→ TASK:
Look for the word "flowchart" in the entries below, then copy every line that has it.

──────── PROVIDED DATA

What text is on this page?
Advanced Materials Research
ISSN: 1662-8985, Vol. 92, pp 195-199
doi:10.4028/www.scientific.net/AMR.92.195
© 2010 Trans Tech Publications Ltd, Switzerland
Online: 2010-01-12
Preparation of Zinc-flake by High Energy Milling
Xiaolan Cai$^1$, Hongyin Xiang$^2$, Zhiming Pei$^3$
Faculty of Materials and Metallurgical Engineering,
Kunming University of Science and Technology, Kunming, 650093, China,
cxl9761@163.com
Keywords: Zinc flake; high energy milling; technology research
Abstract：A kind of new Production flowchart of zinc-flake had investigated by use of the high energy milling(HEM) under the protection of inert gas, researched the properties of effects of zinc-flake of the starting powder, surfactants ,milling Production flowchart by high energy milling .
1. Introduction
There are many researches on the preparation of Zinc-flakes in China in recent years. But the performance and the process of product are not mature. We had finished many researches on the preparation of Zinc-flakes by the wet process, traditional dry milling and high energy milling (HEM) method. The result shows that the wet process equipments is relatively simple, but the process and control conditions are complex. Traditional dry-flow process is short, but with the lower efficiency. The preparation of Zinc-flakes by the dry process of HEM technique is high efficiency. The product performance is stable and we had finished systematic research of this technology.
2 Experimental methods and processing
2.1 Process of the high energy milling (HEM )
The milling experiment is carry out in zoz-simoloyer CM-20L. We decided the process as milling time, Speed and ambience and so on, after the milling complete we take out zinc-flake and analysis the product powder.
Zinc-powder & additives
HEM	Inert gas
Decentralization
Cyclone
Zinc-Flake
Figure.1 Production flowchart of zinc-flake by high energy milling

────────────────

→ THE REPLY:
Abstract：A kind of new Production flowchart of zinc-flake had investigated by use of the high energy milling(HEM) under the protection of inert gas, researched the properties of effects of zinc-flake of the starting powder, surfactants ,milling Production flowchart by high energy milling .
Figure.1 Production flowchart of zinc-flake by high energy milling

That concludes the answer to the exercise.